— start of Dataset records —

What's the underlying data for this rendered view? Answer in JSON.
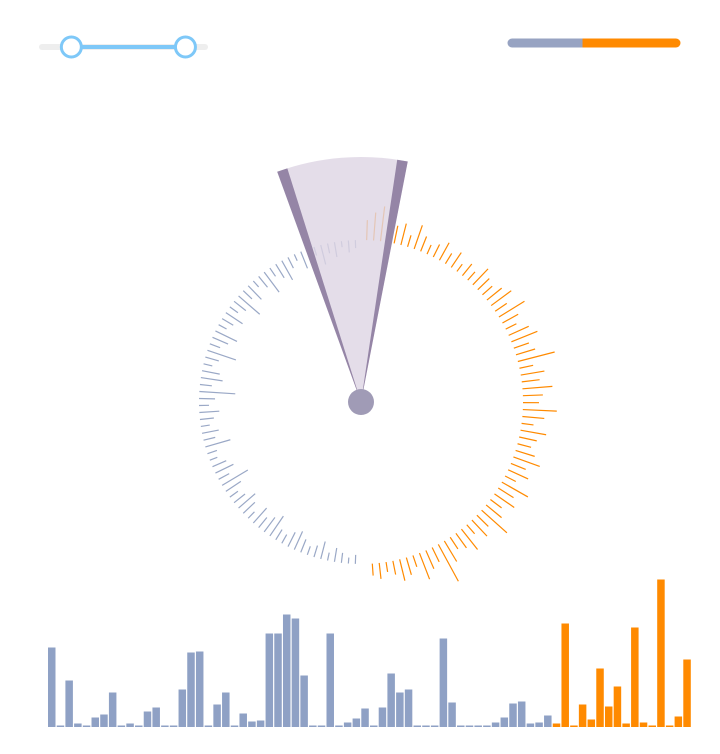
{
  "chart_data": {
    "type": "radial-dashboard",
    "slider": {
      "range": [
        0.18,
        0.88
      ],
      "limits": [
        0,
        1
      ],
      "color": "#7ec8f8"
    },
    "split": {
      "values": [
        43,
        57
      ],
      "colors": [
        "#97a3c2",
        "#ff8a00"
      ]
    },
    "radial": {
      "series": [
        {
          "color": "#9aa8c6",
          "values": [
            8,
            12,
            6,
            15,
            10,
            20,
            9,
            14,
            18,
            7,
            12,
            22,
            16,
            10,
            25,
            14,
            8,
            19,
            12,
            28,
            15,
            10,
            20,
            13,
            9,
            24,
            17,
            11,
            30,
            14,
            9,
            18,
            22,
            12,
            36,
            16,
            10,
            20,
            14,
            9,
            17,
            12,
            26,
            10,
            8,
            15,
            20,
            12,
            30,
            18,
            10,
            14,
            22,
            16,
            9,
            20,
            13,
            18,
            24,
            12,
            10,
            16,
            20,
            14,
            9,
            12,
            18,
            8,
            14,
            10,
            6,
            9
          ]
        },
        {
          "color": "#ff8a00",
          "values": [
            20,
            28,
            35,
            14,
            18,
            22,
            12,
            25,
            16,
            10,
            14,
            20,
            12,
            18,
            9,
            15,
            11,
            22,
            16,
            13,
            19,
            25,
            14,
            30,
            18,
            12,
            22,
            28,
            16,
            20,
            38,
            14,
            24,
            18,
            30,
            20,
            16,
            34,
            22,
            12,
            26,
            18,
            14,
            20,
            28,
            16,
            22,
            12,
            30,
            18,
            24,
            14,
            20,
            34,
            16,
            22,
            12,
            26,
            18,
            14,
            24,
            42,
            16,
            20,
            28,
            12,
            18,
            22,
            14,
            10,
            16,
            12
          ]
        }
      ]
    },
    "histogram": {
      "series": [
        {
          "color": "#8fa1c5",
          "values": [
            78,
            0,
            45,
            2,
            0,
            8,
            11,
            33,
            0,
            2,
            0,
            14,
            18,
            0,
            0,
            36,
            73,
            74,
            0,
            21,
            33,
            0,
            12,
            4,
            5,
            92,
            92,
            111,
            107,
            50,
            0,
            0,
            92,
            0,
            3,
            7,
            17,
            0,
            18,
            52,
            33,
            36,
            0,
            0,
            0,
            87,
            23,
            0,
            0,
            0,
            0,
            3,
            8,
            22,
            24,
            2,
            3,
            10
          ]
        },
        {
          "color": "#ff8a00",
          "values": [
            2,
            102,
            0,
            21,
            6,
            57,
            19,
            39,
            2,
            98,
            3,
            0,
            146,
            0,
            9,
            66
          ]
        }
      ]
    }
  }
}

— end of Dataset records —

Problem: Quote all the records verbatim, dropping any pictures from your copy.

Full output:
What's the underlying data for this rendered view? Answer in JSON.
{
  "chart_data": {
    "type": "radial-dashboard",
    "slider": {
      "range": [
        0.18,
        0.88
      ],
      "limits": [
        0,
        1
      ],
      "color": "#7ec8f8"
    },
    "split": {
      "values": [
        43,
        57
      ],
      "colors": [
        "#97a3c2",
        "#ff8a00"
      ]
    },
    "radial": {
      "series": [
        {
          "color": "#9aa8c6",
          "values": [
            8,
            12,
            6,
            15,
            10,
            20,
            9,
            14,
            18,
            7,
            12,
            22,
            16,
            10,
            25,
            14,
            8,
            19,
            12,
            28,
            15,
            10,
            20,
            13,
            9,
            24,
            17,
            11,
            30,
            14,
            9,
            18,
            22,
            12,
            36,
            16,
            10,
            20,
            14,
            9,
            17,
            12,
            26,
            10,
            8,
            15,
            20,
            12,
            30,
            18,
            10,
            14,
            22,
            16,
            9,
            20,
            13,
            18,
            24,
            12,
            10,
            16,
            20,
            14,
            9,
            12,
            18,
            8,
            14,
            10,
            6,
            9
          ]
        },
        {
          "color": "#ff8a00",
          "values": [
            20,
            28,
            35,
            14,
            18,
            22,
            12,
            25,
            16,
            10,
            14,
            20,
            12,
            18,
            9,
            15,
            11,
            22,
            16,
            13,
            19,
            25,
            14,
            30,
            18,
            12,
            22,
            28,
            16,
            20,
            38,
            14,
            24,
            18,
            30,
            20,
            16,
            34,
            22,
            12,
            26,
            18,
            14,
            20,
            28,
            16,
            22,
            12,
            30,
            18,
            24,
            14,
            20,
            34,
            16,
            22,
            12,
            26,
            18,
            14,
            24,
            42,
            16,
            20,
            28,
            12,
            18,
            22,
            14,
            10,
            16,
            12
          ]
        }
      ]
    },
    "histogram": {
      "series": [
        {
          "color": "#8fa1c5",
          "values": [
            78,
            0,
            45,
            2,
            0,
            8,
            11,
            33,
            0,
            2,
            0,
            14,
            18,
            0,
            0,
            36,
            73,
            74,
            0,
            21,
            33,
            0,
            12,
            4,
            5,
            92,
            92,
            111,
            107,
            50,
            0,
            0,
            92,
            0,
            3,
            7,
            17,
            0,
            18,
            52,
            33,
            36,
            0,
            0,
            0,
            87,
            23,
            0,
            0,
            0,
            0,
            3,
            8,
            22,
            24,
            2,
            3,
            10
          ]
        },
        {
          "color": "#ff8a00",
          "values": [
            2,
            102,
            0,
            21,
            6,
            57,
            19,
            39,
            2,
            98,
            3,
            0,
            146,
            0,
            9,
            66
          ]
        }
      ]
    }
  }
}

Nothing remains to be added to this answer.